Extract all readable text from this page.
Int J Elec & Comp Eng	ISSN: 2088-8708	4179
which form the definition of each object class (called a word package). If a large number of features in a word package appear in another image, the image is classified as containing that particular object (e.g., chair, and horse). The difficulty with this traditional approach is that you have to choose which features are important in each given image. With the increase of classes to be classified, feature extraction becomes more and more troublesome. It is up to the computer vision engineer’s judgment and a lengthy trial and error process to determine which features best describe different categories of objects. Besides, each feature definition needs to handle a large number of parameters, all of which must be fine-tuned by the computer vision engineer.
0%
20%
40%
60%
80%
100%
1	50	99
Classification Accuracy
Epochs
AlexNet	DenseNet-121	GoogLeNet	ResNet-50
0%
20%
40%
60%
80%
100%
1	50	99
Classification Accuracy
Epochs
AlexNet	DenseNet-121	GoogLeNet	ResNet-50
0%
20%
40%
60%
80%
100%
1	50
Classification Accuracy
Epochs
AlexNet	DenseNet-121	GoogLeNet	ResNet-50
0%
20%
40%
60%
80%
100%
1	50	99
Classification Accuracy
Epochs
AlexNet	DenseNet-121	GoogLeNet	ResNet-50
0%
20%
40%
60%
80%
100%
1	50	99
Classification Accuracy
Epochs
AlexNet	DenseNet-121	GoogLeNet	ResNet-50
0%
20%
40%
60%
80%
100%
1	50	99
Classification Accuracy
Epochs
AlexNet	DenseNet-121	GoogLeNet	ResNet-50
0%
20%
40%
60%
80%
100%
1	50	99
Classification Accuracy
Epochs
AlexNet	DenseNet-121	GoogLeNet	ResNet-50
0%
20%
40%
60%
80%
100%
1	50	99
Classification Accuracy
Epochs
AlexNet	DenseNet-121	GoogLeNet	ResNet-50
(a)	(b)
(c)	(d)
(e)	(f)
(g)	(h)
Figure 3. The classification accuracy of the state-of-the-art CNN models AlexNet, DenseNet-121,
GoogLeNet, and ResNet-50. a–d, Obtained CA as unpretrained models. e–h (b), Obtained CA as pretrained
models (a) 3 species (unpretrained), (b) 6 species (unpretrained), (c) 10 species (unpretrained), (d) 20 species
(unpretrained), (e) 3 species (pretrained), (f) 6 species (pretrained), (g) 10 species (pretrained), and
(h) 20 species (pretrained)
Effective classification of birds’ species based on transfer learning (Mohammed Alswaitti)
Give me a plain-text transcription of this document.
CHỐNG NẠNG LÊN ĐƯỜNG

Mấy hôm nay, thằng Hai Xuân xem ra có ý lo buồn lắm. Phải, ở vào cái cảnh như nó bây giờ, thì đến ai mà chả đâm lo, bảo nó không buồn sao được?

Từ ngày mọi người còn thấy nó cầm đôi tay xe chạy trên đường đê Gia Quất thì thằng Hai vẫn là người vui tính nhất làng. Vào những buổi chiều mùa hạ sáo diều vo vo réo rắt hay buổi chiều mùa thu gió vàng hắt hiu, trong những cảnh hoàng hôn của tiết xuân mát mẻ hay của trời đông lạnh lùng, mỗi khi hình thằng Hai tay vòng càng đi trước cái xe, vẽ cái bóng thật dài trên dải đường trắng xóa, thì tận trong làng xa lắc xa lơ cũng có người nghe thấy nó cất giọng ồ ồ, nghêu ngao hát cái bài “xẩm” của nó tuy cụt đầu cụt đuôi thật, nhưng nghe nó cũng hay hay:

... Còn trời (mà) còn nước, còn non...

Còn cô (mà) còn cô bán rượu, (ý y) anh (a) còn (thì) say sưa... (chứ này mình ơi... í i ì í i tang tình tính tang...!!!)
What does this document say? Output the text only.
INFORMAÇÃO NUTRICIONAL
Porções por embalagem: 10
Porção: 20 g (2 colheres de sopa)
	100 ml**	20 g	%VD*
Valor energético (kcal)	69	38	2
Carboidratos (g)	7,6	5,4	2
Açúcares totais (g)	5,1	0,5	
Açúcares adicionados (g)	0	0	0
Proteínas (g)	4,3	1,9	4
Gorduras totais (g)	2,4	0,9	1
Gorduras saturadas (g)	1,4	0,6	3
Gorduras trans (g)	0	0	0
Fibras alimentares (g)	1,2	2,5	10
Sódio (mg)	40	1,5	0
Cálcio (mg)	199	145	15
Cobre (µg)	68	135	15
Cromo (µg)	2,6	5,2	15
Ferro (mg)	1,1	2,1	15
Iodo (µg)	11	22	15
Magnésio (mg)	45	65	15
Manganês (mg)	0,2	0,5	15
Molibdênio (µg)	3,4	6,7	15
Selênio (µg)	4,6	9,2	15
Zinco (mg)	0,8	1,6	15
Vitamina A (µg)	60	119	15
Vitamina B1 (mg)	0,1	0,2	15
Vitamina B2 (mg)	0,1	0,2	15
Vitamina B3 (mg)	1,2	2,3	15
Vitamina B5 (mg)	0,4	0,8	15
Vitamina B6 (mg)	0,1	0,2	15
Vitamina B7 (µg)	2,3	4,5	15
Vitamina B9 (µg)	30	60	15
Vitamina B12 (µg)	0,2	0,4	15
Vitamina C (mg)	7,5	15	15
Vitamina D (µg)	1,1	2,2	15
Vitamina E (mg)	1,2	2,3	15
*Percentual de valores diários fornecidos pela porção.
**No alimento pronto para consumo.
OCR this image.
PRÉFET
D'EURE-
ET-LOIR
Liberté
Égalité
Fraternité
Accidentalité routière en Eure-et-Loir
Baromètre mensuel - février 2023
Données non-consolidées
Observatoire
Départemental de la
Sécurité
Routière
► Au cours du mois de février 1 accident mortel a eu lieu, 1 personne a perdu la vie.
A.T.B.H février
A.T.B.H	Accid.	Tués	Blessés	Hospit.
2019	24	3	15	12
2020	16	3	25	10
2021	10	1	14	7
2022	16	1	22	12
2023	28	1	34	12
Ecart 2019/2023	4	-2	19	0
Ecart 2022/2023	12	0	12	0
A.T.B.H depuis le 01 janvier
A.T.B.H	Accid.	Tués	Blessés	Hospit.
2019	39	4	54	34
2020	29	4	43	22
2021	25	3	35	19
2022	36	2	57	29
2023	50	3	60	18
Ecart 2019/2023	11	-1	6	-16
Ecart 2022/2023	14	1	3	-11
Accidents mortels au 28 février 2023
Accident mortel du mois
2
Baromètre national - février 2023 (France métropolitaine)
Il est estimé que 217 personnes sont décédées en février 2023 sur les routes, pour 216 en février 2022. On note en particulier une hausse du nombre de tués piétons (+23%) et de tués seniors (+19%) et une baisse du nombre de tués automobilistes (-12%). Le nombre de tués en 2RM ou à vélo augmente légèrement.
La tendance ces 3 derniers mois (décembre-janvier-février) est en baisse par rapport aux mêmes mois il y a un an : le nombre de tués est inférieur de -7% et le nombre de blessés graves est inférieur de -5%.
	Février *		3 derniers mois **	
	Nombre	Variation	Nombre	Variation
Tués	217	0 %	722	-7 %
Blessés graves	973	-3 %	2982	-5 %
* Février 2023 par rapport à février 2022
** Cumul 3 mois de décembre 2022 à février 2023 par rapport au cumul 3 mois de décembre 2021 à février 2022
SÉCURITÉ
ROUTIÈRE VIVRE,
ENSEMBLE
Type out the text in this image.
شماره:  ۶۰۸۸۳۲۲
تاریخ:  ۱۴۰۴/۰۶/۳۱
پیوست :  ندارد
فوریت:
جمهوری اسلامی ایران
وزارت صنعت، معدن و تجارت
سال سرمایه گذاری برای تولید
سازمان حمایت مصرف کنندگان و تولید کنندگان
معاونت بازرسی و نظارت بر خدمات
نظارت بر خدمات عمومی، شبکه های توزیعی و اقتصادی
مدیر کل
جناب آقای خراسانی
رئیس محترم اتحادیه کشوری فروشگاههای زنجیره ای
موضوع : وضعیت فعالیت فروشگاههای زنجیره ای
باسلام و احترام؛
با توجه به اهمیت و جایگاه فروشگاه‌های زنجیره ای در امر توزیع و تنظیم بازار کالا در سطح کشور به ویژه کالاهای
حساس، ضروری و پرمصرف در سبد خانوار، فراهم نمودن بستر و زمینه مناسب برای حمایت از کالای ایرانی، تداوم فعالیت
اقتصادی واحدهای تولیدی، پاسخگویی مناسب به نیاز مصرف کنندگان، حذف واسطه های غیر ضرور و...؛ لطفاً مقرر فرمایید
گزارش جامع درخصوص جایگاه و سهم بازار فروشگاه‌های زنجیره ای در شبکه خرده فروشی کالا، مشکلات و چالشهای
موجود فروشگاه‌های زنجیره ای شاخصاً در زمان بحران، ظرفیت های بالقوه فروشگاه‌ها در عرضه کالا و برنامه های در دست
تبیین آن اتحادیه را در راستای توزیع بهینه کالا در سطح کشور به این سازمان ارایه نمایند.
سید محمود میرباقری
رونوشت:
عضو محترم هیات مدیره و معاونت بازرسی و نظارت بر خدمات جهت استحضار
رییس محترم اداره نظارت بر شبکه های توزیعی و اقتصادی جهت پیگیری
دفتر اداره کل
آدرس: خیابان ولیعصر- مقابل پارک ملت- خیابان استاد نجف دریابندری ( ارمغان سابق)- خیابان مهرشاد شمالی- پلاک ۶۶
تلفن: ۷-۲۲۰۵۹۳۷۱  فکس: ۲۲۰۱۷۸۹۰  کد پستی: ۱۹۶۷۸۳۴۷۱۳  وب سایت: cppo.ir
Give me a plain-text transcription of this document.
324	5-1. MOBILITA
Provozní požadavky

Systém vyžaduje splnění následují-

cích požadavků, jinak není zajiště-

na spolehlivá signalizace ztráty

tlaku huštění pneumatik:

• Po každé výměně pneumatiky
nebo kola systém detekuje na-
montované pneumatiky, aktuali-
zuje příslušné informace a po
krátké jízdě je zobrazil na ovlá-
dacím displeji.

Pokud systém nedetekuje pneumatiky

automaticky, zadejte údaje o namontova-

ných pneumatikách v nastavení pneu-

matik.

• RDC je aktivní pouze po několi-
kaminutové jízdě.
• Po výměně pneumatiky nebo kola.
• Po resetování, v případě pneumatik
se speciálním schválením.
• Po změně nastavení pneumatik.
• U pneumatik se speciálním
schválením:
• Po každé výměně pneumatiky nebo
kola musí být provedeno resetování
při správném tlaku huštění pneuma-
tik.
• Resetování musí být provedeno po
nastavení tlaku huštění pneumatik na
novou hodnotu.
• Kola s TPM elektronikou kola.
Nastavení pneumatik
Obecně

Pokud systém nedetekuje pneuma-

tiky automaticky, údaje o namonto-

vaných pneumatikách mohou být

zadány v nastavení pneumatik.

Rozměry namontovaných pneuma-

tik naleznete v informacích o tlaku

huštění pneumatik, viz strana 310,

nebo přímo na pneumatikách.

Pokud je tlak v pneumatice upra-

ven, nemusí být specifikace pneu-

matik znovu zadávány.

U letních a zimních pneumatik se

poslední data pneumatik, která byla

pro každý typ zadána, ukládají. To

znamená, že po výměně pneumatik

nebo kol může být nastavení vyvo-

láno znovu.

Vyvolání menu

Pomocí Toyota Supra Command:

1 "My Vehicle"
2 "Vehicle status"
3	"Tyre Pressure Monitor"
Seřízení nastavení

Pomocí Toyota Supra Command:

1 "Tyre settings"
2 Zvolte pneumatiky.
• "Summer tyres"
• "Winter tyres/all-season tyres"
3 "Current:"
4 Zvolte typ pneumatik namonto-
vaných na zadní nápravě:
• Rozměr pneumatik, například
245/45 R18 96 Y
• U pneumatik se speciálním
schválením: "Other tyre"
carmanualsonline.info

____________________

To be done - The answer must consist solely of the number of lines in the entries that contain the word "tyres".

Response to the exercise - 2